Extracted data entries:
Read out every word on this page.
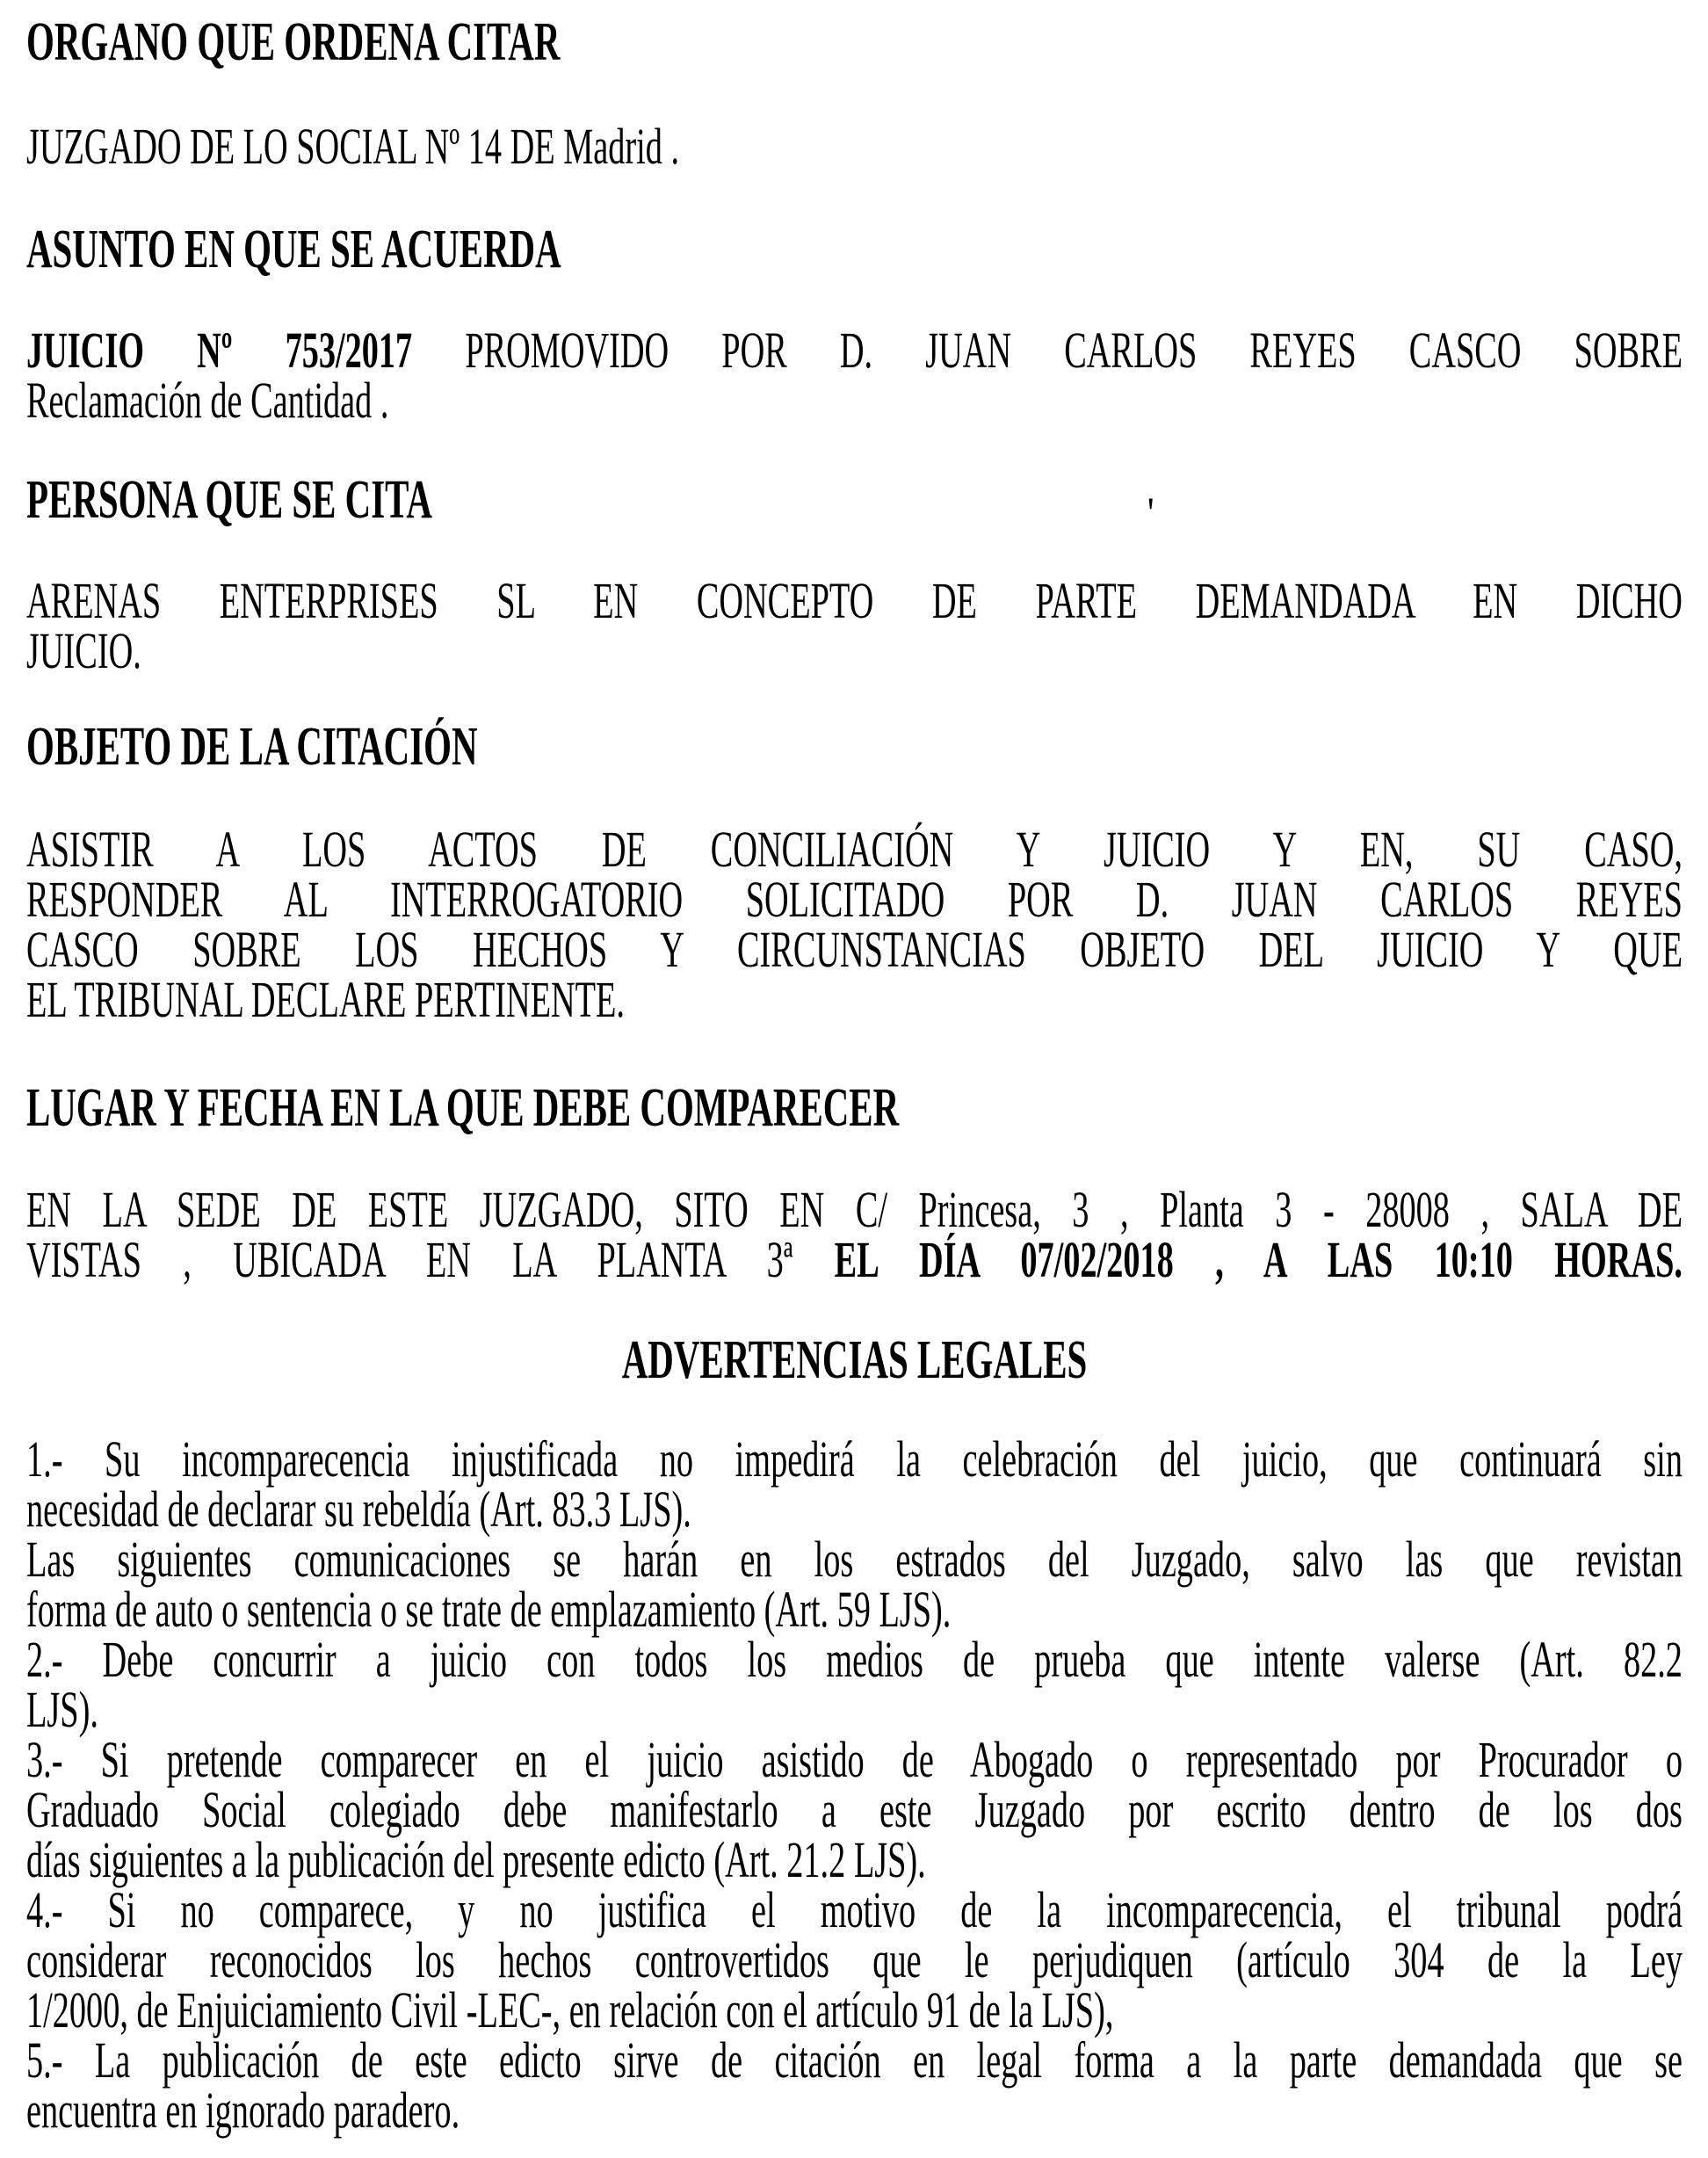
ORGANO QUE ORDENA CITAR
JUZGADO DE LO SOCIAL Nº 14 DE Madrid .
ASUNTO EN QUE SE ACUERDA
JUICIO Nº 753/2017 PROMOVIDO POR D. JUAN CARLOS REYES CASCO SOBRE
Reclamación de Cantidad .
PERSONA QUE SE CITA	'
ARENAS ENTERPRISES SL EN CONCEPTO DE PARTE DEMANDADA EN DICHO
JUICIO.
OBJETO DE LA CITACIÓN
ASISTIR A LOS ACTOS DE CONCILIACIÓN Y JUICIO Y EN, SU CASO,
RESPONDER AL INTERROGATORIO SOLICITADO POR D. JUAN CARLOS REYES
CASCO SOBRE LOS HECHOS Y CIRCUNSTANCIAS OBJETO DEL JUICIO Y QUE
EL TRIBUNAL DECLARE PERTINENTE.
LUGAR Y FECHA EN LA QUE DEBE COMPARECER
EN LA SEDE DE ESTE JUZGADO, SITO EN C/ Princesa, 3 , Planta 3 - 28008 , SALA DE
VISTAS , UBICADA EN LA PLANTA 3ª EL DÍA 07/02/2018 , A LAS 10:10 HORAS.
ADVERTENCIAS LEGALES
1.- Su incomparecencia injustificada no impedirá la celebración del juicio, que continuará sin
necesidad de declarar su rebeldía (Art. 83.3 LJS).
Las siguientes comunicaciones se harán en los estrados del Juzgado, salvo las que revistan
forma de auto o sentencia o se trate de emplazamiento (Art. 59 LJS).
2.- Debe concurrir a juicio con todos los medios de prueba que intente valerse (Art. 82.2
LJS).
3.- Si pretende comparecer en el juicio asistido de Abogado o representado por Procurador o
Graduado Social colegiado debe manifestarlo a este Juzgado por escrito dentro de los dos
días siguientes a la publicación del presente edicto (Art. 21.2 LJS).
4.- Si no comparece, y no justifica el motivo de la incomparecencia, el tribunal podrá
considerar reconocidos los hechos controvertidos que le perjudiquen (artículo 304 de la Ley
1/2000, de Enjuiciamiento Civil -LEC-, en relación con el artículo 91 de la LJS),
5.- La publicación de este edicto sirve de citación en legal forma a la parte demandada que se
encuentra en ignorado paradero.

§ **WORK INSTRUCTIONS**: Reproduce all of the entries word for word, skipping any pictures they hold.

§ **EXPECTED ANSWER**:
Read out every word on this page.
ORGANO QUE ORDENA CITAR
JUZGADO DE LO SOCIAL Nº 14 DE Madrid .
ASUNTO EN QUE SE ACUERDA
JUICIO Nº 753/2017 PROMOVIDO POR D. JUAN CARLOS REYES CASCO SOBRE
Reclamación de Cantidad .
PERSONA QUE SE CITA	'
ARENAS ENTERPRISES SL EN CONCEPTO DE PARTE DEMANDADA EN DICHO
JUICIO.
OBJETO DE LA CITACIÓN
ASISTIR A LOS ACTOS DE CONCILIACIÓN Y JUICIO Y EN, SU CASO,
RESPONDER AL INTERROGATORIO SOLICITADO POR D. JUAN CARLOS REYES
CASCO SOBRE LOS HECHOS Y CIRCUNSTANCIAS OBJETO DEL JUICIO Y QUE
EL TRIBUNAL DECLARE PERTINENTE.
LUGAR Y FECHA EN LA QUE DEBE COMPARECER
EN LA SEDE DE ESTE JUZGADO, SITO EN C/ Princesa, 3 , Planta 3 - 28008 , SALA DE
VISTAS , UBICADA EN LA PLANTA 3ª EL DÍA 07/02/2018 , A LAS 10:10 HORAS.
ADVERTENCIAS LEGALES
1.- Su incomparecencia injustificada no impedirá la celebración del juicio, que continuará sin
necesidad de declarar su rebeldía (Art. 83.3 LJS).
Las siguientes comunicaciones se harán en los estrados del Juzgado, salvo las que revistan
forma de auto o sentencia o se trate de emplazamiento (Art. 59 LJS).
2.- Debe concurrir a juicio con todos los medios de prueba que intente valerse (Art. 82.2
LJS).
3.- Si pretende comparecer en el juicio asistido de Abogado o representado por Procurador o
Graduado Social colegiado debe manifestarlo a este Juzgado por escrito dentro de los dos
días siguientes a la publicación del presente edicto (Art. 21.2 LJS).
4.- Si no comparece, y no justifica el motivo de la incomparecencia, el tribunal podrá
considerar reconocidos los hechos controvertidos que le perjudiquen (artículo 304 de la Ley
1/2000, de Enjuiciamiento Civil -LEC-, en relación con el artículo 91 de la LJS),
5.- La publicación de este edicto sirve de citación en legal forma a la parte demandada que se
encuentra en ignorado paradero.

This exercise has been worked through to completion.